Images excluded, repeat each entry below exactly.

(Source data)
▬▬▬
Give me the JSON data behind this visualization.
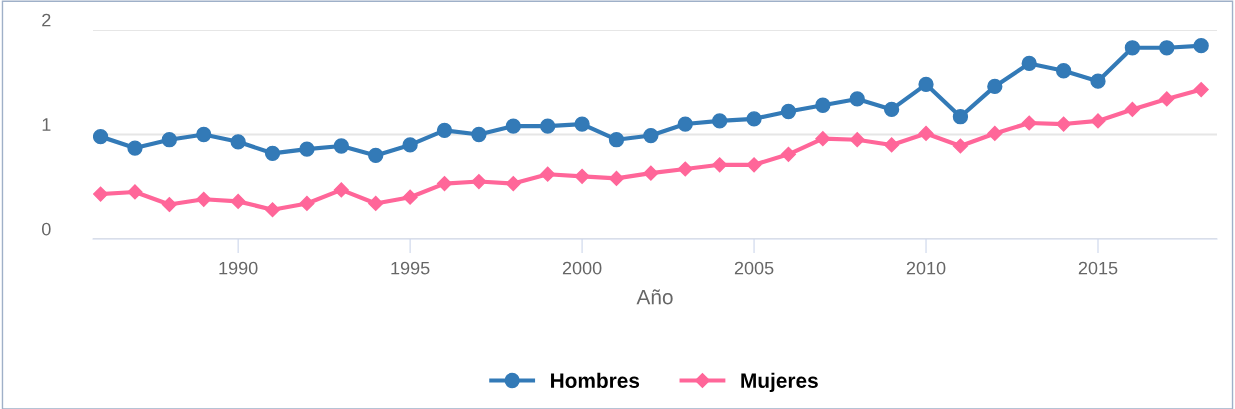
{
  "chart_data": {
    "type": "line",
    "xlabel": "Año",
    "x": [
      1986,
      1987,
      1988,
      1989,
      1990,
      1991,
      1992,
      1993,
      1994,
      1995,
      1996,
      1997,
      1998,
      1999,
      2000,
      2001,
      2002,
      2003,
      2004,
      2005,
      2006,
      2007,
      2008,
      2009,
      2010,
      2011,
      2012,
      2013,
      2014,
      2015,
      2016,
      2017,
      2018
    ],
    "series": [
      {
        "name": "Hombres",
        "color": "#337ab7",
        "marker": "circle",
        "values": [
          0.98,
          0.87,
          0.95,
          1.0,
          0.93,
          0.82,
          0.86,
          0.89,
          0.8,
          0.9,
          1.04,
          1.0,
          1.08,
          1.08,
          1.1,
          0.95,
          0.99,
          1.1,
          1.13,
          1.15,
          1.22,
          1.28,
          1.34,
          1.24,
          1.48,
          1.17,
          1.46,
          1.68,
          1.61,
          1.51,
          1.83,
          1.83,
          1.85
        ]
      },
      {
        "name": "Mujeres",
        "color": "#ff6699",
        "marker": "diamond",
        "values": [
          0.43,
          0.45,
          0.33,
          0.38,
          0.36,
          0.28,
          0.34,
          0.47,
          0.34,
          0.4,
          0.53,
          0.55,
          0.53,
          0.62,
          0.6,
          0.58,
          0.63,
          0.67,
          0.71,
          0.71,
          0.81,
          0.96,
          0.95,
          0.9,
          1.01,
          0.89,
          1.01,
          1.11,
          1.1,
          1.13,
          1.24,
          1.34,
          1.43
        ]
      }
    ],
    "xlim": [
      1985.78,
      2018.46
    ],
    "ylim": [
      0,
      2
    ],
    "xticks": [
      1990,
      1995,
      2000,
      2005,
      2010,
      2015
    ],
    "yticks": [
      0,
      1,
      2
    ],
    "grid": "y",
    "legend": "bottom",
    "line_style": "solid"
  }
}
▬▬▬
*ANSWER TO THIS EXERCISE*.
Give me the JSON data behind this visualization.
{
  "chart_data": {
    "type": "line",
    "xlabel": "Año",
    "x": [
      1986,
      1987,
      1988,
      1989,
      1990,
      1991,
      1992,
      1993,
      1994,
      1995,
      1996,
      1997,
      1998,
      1999,
      2000,
      2001,
      2002,
      2003,
      2004,
      2005,
      2006,
      2007,
      2008,
      2009,
      2010,
      2011,
      2012,
      2013,
      2014,
      2015,
      2016,
      2017,
      2018
    ],
    "series": [
      {
        "name": "Hombres",
        "color": "#337ab7",
        "marker": "circle",
        "values": [
          0.98,
          0.87,
          0.95,
          1.0,
          0.93,
          0.82,
          0.86,
          0.89,
          0.8,
          0.9,
          1.04,
          1.0,
          1.08,
          1.08,
          1.1,
          0.95,
          0.99,
          1.1,
          1.13,
          1.15,
          1.22,
          1.28,
          1.34,
          1.24,
          1.48,
          1.17,
          1.46,
          1.68,
          1.61,
          1.51,
          1.83,
          1.83,
          1.85
        ]
      },
      {
        "name": "Mujeres",
        "color": "#ff6699",
        "marker": "diamond",
        "values": [
          0.43,
          0.45,
          0.33,
          0.38,
          0.36,
          0.28,
          0.34,
          0.47,
          0.34,
          0.4,
          0.53,
          0.55,
          0.53,
          0.62,
          0.6,
          0.58,
          0.63,
          0.67,
          0.71,
          0.71,
          0.81,
          0.96,
          0.95,
          0.9,
          1.01,
          0.89,
          1.01,
          1.11,
          1.1,
          1.13,
          1.24,
          1.34,
          1.43
        ]
      }
    ],
    "xlim": [
      1985.78,
      2018.46
    ],
    "ylim": [
      0,
      2
    ],
    "xticks": [
      1990,
      1995,
      2000,
      2005,
      2010,
      2015
    ],
    "yticks": [
      0,
      1,
      2
    ],
    "grid": "y",
    "legend": "bottom",
    "line_style": "solid"
  }
}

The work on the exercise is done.